Copy out every line containing the word "Coumarins".
---------- Data for the task ----------
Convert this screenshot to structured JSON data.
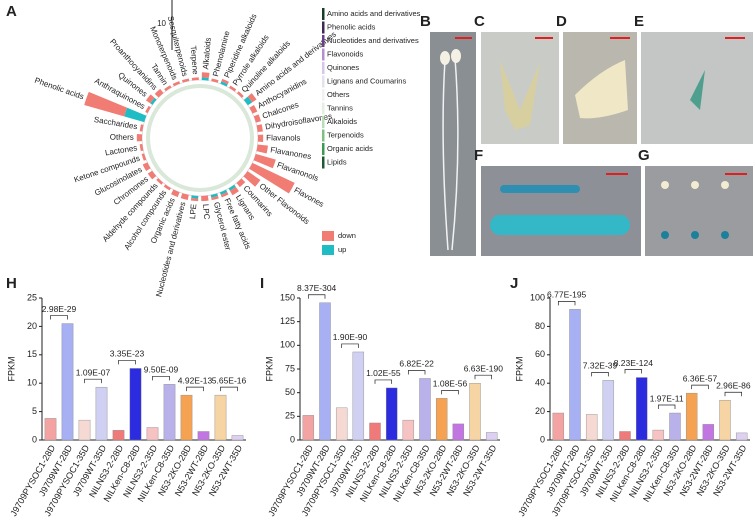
{
  "photo_panels": [
    "B",
    "C",
    "D",
    "E",
    "F",
    "G"
  ],
  "chart_data": [
    {
      "type": "radial_bar",
      "panel_label": "A",
      "scale_bar": 10,
      "categories": [
        "Alkaloids",
        "Phenolamine",
        "Piperidine alkaloids",
        "Pyrrole alkaloids",
        "Quinoline alkaloids",
        "Amino acids and derivatives",
        "Anthocyanidins",
        "Chalcones",
        "Dihydroisoflavones",
        "Flavanols",
        "Flavanones",
        "Flavanonols",
        "Flavones",
        "Other Flavonoids",
        "Coumarins",
        "Lignans",
        "Free fatty acids",
        "Glycerol ester",
        "LPC",
        "LPE",
        "Nucleotides and derivatives",
        "Organic acids",
        "Alcohol compounds",
        "Aldehyde compounds",
        "Chromones",
        "Glucosinolates",
        "Ketone compounds",
        "Lactones",
        "Others",
        "Saccharides",
        "Phenolic acids",
        "Anthraquinones",
        "Quinones",
        "Proanthocyanidins",
        "Tannin",
        "Monoterpenoids",
        "Sesquiterpenoids",
        "Terpene"
      ],
      "series": [
        {
          "name": "up",
          "color": "#1fbcc4",
          "values": [
            0.5,
            0,
            0.5,
            0,
            0,
            1,
            0,
            0,
            0,
            0,
            0,
            0,
            0,
            0,
            0,
            0.5,
            0.5,
            0.5,
            0,
            0.5,
            0,
            0,
            0,
            0,
            0,
            0,
            0,
            0,
            0,
            0,
            4,
            0,
            0.5,
            0,
            0,
            0,
            0,
            0
          ]
        },
        {
          "name": "down",
          "color": "#f07c74",
          "values": [
            1,
            0.5,
            0.5,
            0.5,
            0.5,
            1,
            1,
            1,
            1,
            1,
            2,
            4,
            9,
            3,
            1,
            1,
            0.5,
            0.5,
            1,
            0.5,
            1,
            1,
            0.5,
            0.5,
            1,
            1,
            0.5,
            0.5,
            1,
            0.5,
            8,
            0.5,
            1,
            1,
            0.5,
            0.5,
            0.5,
            0.5
          ]
        }
      ],
      "class_legend": [
        {
          "name": "Amino acids and derivatives",
          "color": "#1b3b2a"
        },
        {
          "name": "Phenolic acids",
          "color": "#3d2a4f"
        },
        {
          "name": "Nucleotides and derivatives",
          "color": "#6b3f8c"
        },
        {
          "name": "Flavonoids",
          "color": "#b48fd0"
        },
        {
          "name": "Quinones",
          "color": "#d7c6e8"
        },
        {
          "name": "Lignans and Coumarins",
          "color": "#e6e0ef"
        },
        {
          "name": "Others",
          "color": "#f2f2f2"
        },
        {
          "name": "Tannins",
          "color": "#e3efe3"
        },
        {
          "name": "Alkaloids",
          "color": "#b9dcb9"
        },
        {
          "name": "Terpenoids",
          "color": "#7fc07f"
        },
        {
          "name": "Organic acids",
          "color": "#3f9a4f"
        },
        {
          "name": "Lipids",
          "color": "#1f5a30"
        }
      ]
    },
    {
      "type": "bar",
      "panel_label": "H",
      "ylabel": "FPKM",
      "categories": [
        "J9709PYSOC1-28D",
        "J9709WT-28D",
        "J9709PYSOC1-35D",
        "J9709WT-35D",
        "NILNS3-2-28D",
        "NILKen-C8-28D",
        "NILNS3-2-35D",
        "NILKen-C8-35D",
        "N53-2KO-28D",
        "N53-2WT-28D",
        "N53-2KO-35D",
        "N53-2WT-35D"
      ],
      "values": [
        3.8,
        20.5,
        3.5,
        9.3,
        1.7,
        12.6,
        2.2,
        9.8,
        7.9,
        1.5,
        7.9,
        0.8
      ],
      "colors": [
        "#f4a3a3",
        "#a6b0f2",
        "#f6d9d2",
        "#cfd0f2",
        "#f07a7a",
        "#2b2be0",
        "#f6c2c2",
        "#b9b2ea",
        "#f5a352",
        "#c276e2",
        "#f6d4a4",
        "#ddd0f2"
      ],
      "ylim": [
        0,
        25
      ],
      "yticks": [
        0,
        5,
        10,
        15,
        20,
        25
      ],
      "annotations": [
        "2.98E-29",
        "1.09E-07",
        "3.35E-23",
        "9.50E-09",
        "4.92E-13",
        "5.65E-16"
      ]
    },
    {
      "type": "bar",
      "panel_label": "I",
      "ylabel": "FPKM",
      "categories": [
        "J9709PYSOC1-28D",
        "J9709WT-28D",
        "J9709PYSOC1-35D",
        "J9709WT-35D",
        "NILNS3-2-28D",
        "NILKen-C8-28D",
        "NILNS3-2-35D",
        "NILKen-C8-35D",
        "N53-2KO-28D",
        "N53-2WT-28D",
        "N53-2KO-35D",
        "N53-2WT-35D"
      ],
      "values": [
        26,
        145,
        34,
        93,
        18,
        55,
        21,
        65,
        44,
        17,
        60,
        8
      ],
      "colors": [
        "#f4a3a3",
        "#a6b0f2",
        "#f6d9d2",
        "#cfd0f2",
        "#f07a7a",
        "#2b2be0",
        "#f6c2c2",
        "#b9b2ea",
        "#f5a352",
        "#c276e2",
        "#f6d4a4",
        "#ddd0f2"
      ],
      "ylim": [
        0,
        150
      ],
      "yticks": [
        0,
        25,
        50,
        75,
        100,
        125,
        150
      ],
      "annotations": [
        "8.37E-304",
        "1.90E-90",
        "1.02E-55",
        "6.82E-22",
        "1.08E-56",
        "6.63E-190"
      ]
    },
    {
      "type": "bar",
      "panel_label": "J",
      "ylabel": "FPKM",
      "categories": [
        "J9709PYSOC1-28D",
        "J9709WT-28D",
        "J9709PYSOC1-35D",
        "J9709WT-35D",
        "NILNS3-2-28D",
        "NILKen-C8-28D",
        "NILNS3-2-35D",
        "NILKen-C8-35D",
        "N53-2KO-28D",
        "N53-2WT-28D",
        "N53-2KO-35D",
        "N53-2WT-35D"
      ],
      "values": [
        19,
        92,
        18,
        42,
        6,
        44,
        7,
        19,
        33,
        11,
        28,
        5
      ],
      "colors": [
        "#f4a3a3",
        "#a6b0f2",
        "#f6d9d2",
        "#cfd0f2",
        "#f07a7a",
        "#2b2be0",
        "#f6c2c2",
        "#b9b2ea",
        "#f5a352",
        "#c276e2",
        "#f6d4a4",
        "#ddd0f2"
      ],
      "ylim": [
        0,
        100
      ],
      "yticks": [
        0,
        20,
        40,
        60,
        80,
        100
      ],
      "annotations": [
        "6.77E-195",
        "7.32E-39",
        "8.23E-124",
        "1.97E-11",
        "6.36E-57",
        "2.96E-86"
      ]
    }
  ]
}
----------
[Expected answer]:
        "Coumarins",
          "name": "Lignans and Coumarins",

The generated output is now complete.